SHORT TASK:
Images are excluded; otherwise, output every record exactly.

Saved entries
......

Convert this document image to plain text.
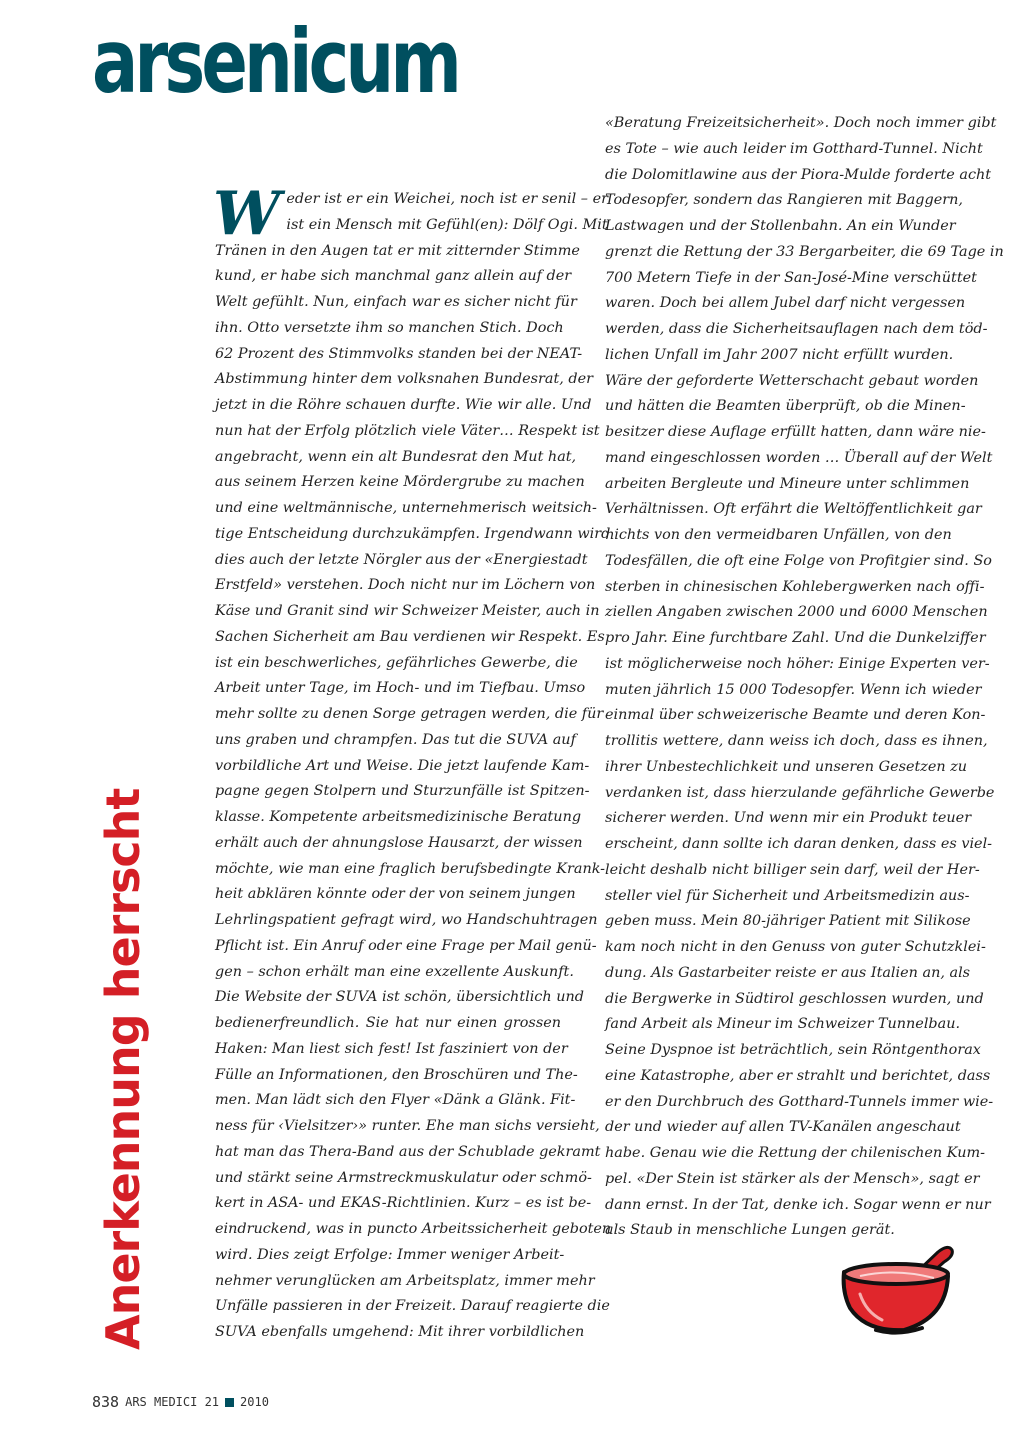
arsenicum
Anerkennung herrscht
W eder ist er ein Weichei, noch ist er senil – er
ist ein Mensch mit Gefühl(en): Dölf Ogi. Mit
Tränen in den Augen tat er mit zitternder Stimme
kund, er habe sich manchmal ganz allein auf der
Welt gefühlt. Nun, einfach war es sicher nicht für
ihn. Otto versetzte ihm so manchen Stich. Doch
62 Prozent des Stimmvolks standen bei der NEAT-
Abstimmung hinter dem volksnahen Bundesrat, der
jetzt in die Röhre schauen durfte. Wie wir alle. Und
nun hat der Erfolg plötzlich viele Väter… Respekt ist
angebracht, wenn ein alt Bundesrat den Mut hat,
aus seinem Herzen keine Mördergrube zu machen
und eine weltmännische, unternehmerisch weitsich-
tige Entscheidung durchzukämpfen. Irgendwann wird
dies auch der letzte Nörgler aus der «Energiestadt
Erstfeld» verstehen. Doch nicht nur im Löchern von
Käse und Granit sind wir Schweizer Meister, auch in
Sachen Sicherheit am Bau verdienen wir Respekt. Es
ist ein beschwerliches, gefährliches Gewerbe, die
Arbeit unter Tage, im Hoch- und im Tiefbau. Umso
mehr sollte zu denen Sorge getragen werden, die für
uns graben und chrampfen. Das tut die SUVA auf
vorbildliche Art und Weise. Die jetzt laufende Kam-
pagne gegen Stolpern und Sturzunfälle ist Spitzen-
klasse. Kompetente arbeitsmedizinische Beratung
erhält auch der ahnungslose Hausarzt, der wissen
möchte, wie man eine fraglich berufsbedingte Krank-
heit abklären könnte oder der von seinem jungen
Lehrlingspatient gefragt wird, wo Handschuhtragen
Pflicht ist. Ein Anruf oder eine Frage per Mail genü-
gen – schon erhält man eine exzellente Auskunft.
Die Website der SUVA ist schön, übersichtlich und
bedienerfreundlich. Sie hat nur einen grossen
Haken: Man liest sich fest! Ist fasziniert von der
Fülle an Informationen, den Broschüren und The-
men. Man lädt sich den Flyer «Dänk a Glänk. Fit-
ness für ‹Vielsitzer›» runter. Ehe man sichs versieht,
hat man das Thera-Band aus der Schublade gekramt
und stärkt seine Armstreckmuskulatur oder schmö-
kert in ASA- und EKAS-Richtlinien. Kurz – es ist be-
eindruckend, was in puncto Arbeitssicherheit geboten
wird. Dies zeigt Erfolge: Immer weniger Arbeit-
nehmer verunglücken am Arbeitsplatz, immer mehr
Unfälle passieren in der Freizeit. Darauf reagierte die
SUVA ebenfalls umgehend: Mit ihrer vorbildlichen
«Beratung Freizeitsicherheit». Doch noch immer gibt
es Tote – wie auch leider im Gotthard-Tunnel. Nicht
die Dolomitlawine aus der Piora-Mulde forderte acht
Todesopfer, sondern das Rangieren mit Baggern,
Lastwagen und der Stollenbahn. An ein Wunder
grenzt die Rettung der 33 Bergarbeiter, die 69 Tage in
700 Metern Tiefe in der San-José-Mine verschüttet
waren. Doch bei allem Jubel darf nicht vergessen
werden, dass die Sicherheitsauflagen nach dem töd-
lichen Unfall im Jahr 2007 nicht erfüllt wurden.
Wäre der geforderte Wetterschacht gebaut worden
und hätten die Beamten überprüft, ob die Minen-
besitzer diese Auflage erfüllt hatten, dann wäre nie-
mand eingeschlossen worden … Überall auf der Welt
arbeiten Bergleute und Mineure unter schlimmen
Verhältnissen. Oft erfährt die Weltöffentlichkeit gar
nichts von den vermeidbaren Unfällen, von den
Todesfällen, die oft eine Folge von Profitgier sind. So
sterben in chinesischen Kohlebergwerken nach offi-
ziellen Angaben zwischen 2000 und 6000 Menschen
pro Jahr. Eine furchtbare Zahl. Und die Dunkelziffer
ist möglicherweise noch höher: Einige Experten ver-
muten jährlich 15 000 Todesopfer. Wenn ich wieder
einmal über schweizerische Beamte und deren Kon-
trollitis wettere, dann weiss ich doch, dass es ihnen,
ihrer Unbestechlichkeit und unseren Gesetzen zu
verdanken ist, dass hierzulande gefährliche Gewerbe
sicherer werden. Und wenn mir ein Produkt teuer
erscheint, dann sollte ich daran denken, dass es viel-
leicht deshalb nicht billiger sein darf, weil der Her-
steller viel für Sicherheit und Arbeitsmedizin aus-
geben muss. Mein 80-jähriger Patient mit Silikose
kam noch nicht in den Genuss von guter Schutzklei-
dung. Als Gastarbeiter reiste er aus Italien an, als
die Bergwerke in Südtirol geschlossen wurden, und
fand Arbeit als Mineur im Schweizer Tunnelbau.
Seine Dyspnoe ist beträchtlich, sein Röntgenthorax
eine Katastrophe, aber er strahlt und berichtet, dass
er den Durchbruch des Gotthard-Tunnels immer wie-
der und wieder auf allen TV-Kanälen angeschaut
habe. Genau wie die Rettung der chilenischen Kum-
pel. «Der Stein ist stärker als der Mensch», sagt er
dann ernst. In der Tat, denke ich. Sogar wenn er nur
als Staub in menschliche Lungen gerät.
838 ARS MEDICI 21 2010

......

ANSWER TO THIS PROBLEM:
Convert this document image to plain text.
arsenicum
Anerkennung herrscht
W eder ist er ein Weichei, noch ist er senil – er
ist ein Mensch mit Gefühl(en): Dölf Ogi. Mit
Tränen in den Augen tat er mit zitternder Stimme
kund, er habe sich manchmal ganz allein auf der
Welt gefühlt. Nun, einfach war es sicher nicht für
ihn. Otto versetzte ihm so manchen Stich. Doch
62 Prozent des Stimmvolks standen bei der NEAT-
Abstimmung hinter dem volksnahen Bundesrat, der
jetzt in die Röhre schauen durfte. Wie wir alle. Und
nun hat der Erfolg plötzlich viele Väter… Respekt ist
angebracht, wenn ein alt Bundesrat den Mut hat,
aus seinem Herzen keine Mördergrube zu machen
und eine weltmännische, unternehmerisch weitsich-
tige Entscheidung durchzukämpfen. Irgendwann wird
dies auch der letzte Nörgler aus der «Energiestadt
Erstfeld» verstehen. Doch nicht nur im Löchern von
Käse und Granit sind wir Schweizer Meister, auch in
Sachen Sicherheit am Bau verdienen wir Respekt. Es
ist ein beschwerliches, gefährliches Gewerbe, die
Arbeit unter Tage, im Hoch- und im Tiefbau. Umso
mehr sollte zu denen Sorge getragen werden, die für
uns graben und chrampfen. Das tut die SUVA auf
vorbildliche Art und Weise. Die jetzt laufende Kam-
pagne gegen Stolpern und Sturzunfälle ist Spitzen-
klasse. Kompetente arbeitsmedizinische Beratung
erhält auch der ahnungslose Hausarzt, der wissen
möchte, wie man eine fraglich berufsbedingte Krank-
heit abklären könnte oder der von seinem jungen
Lehrlingspatient gefragt wird, wo Handschuhtragen
Pflicht ist. Ein Anruf oder eine Frage per Mail genü-
gen – schon erhält man eine exzellente Auskunft.
Die Website der SUVA ist schön, übersichtlich und
bedienerfreundlich. Sie hat nur einen grossen
Haken: Man liest sich fest! Ist fasziniert von der
Fülle an Informationen, den Broschüren und The-
men. Man lädt sich den Flyer «Dänk a Glänk. Fit-
ness für ‹Vielsitzer›» runter. Ehe man sichs versieht,
hat man das Thera-Band aus der Schublade gekramt
und stärkt seine Armstreckmuskulatur oder schmö-
kert in ASA- und EKAS-Richtlinien. Kurz – es ist be-
eindruckend, was in puncto Arbeitssicherheit geboten
wird. Dies zeigt Erfolge: Immer weniger Arbeit-
nehmer verunglücken am Arbeitsplatz, immer mehr
Unfälle passieren in der Freizeit. Darauf reagierte die
SUVA ebenfalls umgehend: Mit ihrer vorbildlichen
«Beratung Freizeitsicherheit». Doch noch immer gibt
es Tote – wie auch leider im Gotthard-Tunnel. Nicht
die Dolomitlawine aus der Piora-Mulde forderte acht
Todesopfer, sondern das Rangieren mit Baggern,
Lastwagen und der Stollenbahn. An ein Wunder
grenzt die Rettung der 33 Bergarbeiter, die 69 Tage in
700 Metern Tiefe in der San-José-Mine verschüttet
waren. Doch bei allem Jubel darf nicht vergessen
werden, dass die Sicherheitsauflagen nach dem töd-
lichen Unfall im Jahr 2007 nicht erfüllt wurden.
Wäre der geforderte Wetterschacht gebaut worden
und hätten die Beamten überprüft, ob die Minen-
besitzer diese Auflage erfüllt hatten, dann wäre nie-
mand eingeschlossen worden … Überall auf der Welt
arbeiten Bergleute und Mineure unter schlimmen
Verhältnissen. Oft erfährt die Weltöffentlichkeit gar
nichts von den vermeidbaren Unfällen, von den
Todesfällen, die oft eine Folge von Profitgier sind. So
sterben in chinesischen Kohlebergwerken nach offi-
ziellen Angaben zwischen 2000 und 6000 Menschen
pro Jahr. Eine furchtbare Zahl. Und die Dunkelziffer
ist möglicherweise noch höher: Einige Experten ver-
muten jährlich 15 000 Todesopfer. Wenn ich wieder
einmal über schweizerische Beamte und deren Kon-
trollitis wettere, dann weiss ich doch, dass es ihnen,
ihrer Unbestechlichkeit und unseren Gesetzen zu
verdanken ist, dass hierzulande gefährliche Gewerbe
sicherer werden. Und wenn mir ein Produkt teuer
erscheint, dann sollte ich daran denken, dass es viel-
leicht deshalb nicht billiger sein darf, weil der Her-
steller viel für Sicherheit und Arbeitsmedizin aus-
geben muss. Mein 80-jähriger Patient mit Silikose
kam noch nicht in den Genuss von guter Schutzklei-
dung. Als Gastarbeiter reiste er aus Italien an, als
die Bergwerke in Südtirol geschlossen wurden, und
fand Arbeit als Mineur im Schweizer Tunnelbau.
Seine Dyspnoe ist beträchtlich, sein Röntgenthorax
eine Katastrophe, aber er strahlt und berichtet, dass
er den Durchbruch des Gotthard-Tunnels immer wie-
der und wieder auf allen TV-Kanälen angeschaut
habe. Genau wie die Rettung der chilenischen Kum-
pel. «Der Stein ist stärker als der Mensch», sagt er
dann ernst. In der Tat, denke ich. Sogar wenn er nur
als Staub in menschliche Lungen gerät.
838 ARS MEDICI 21 2010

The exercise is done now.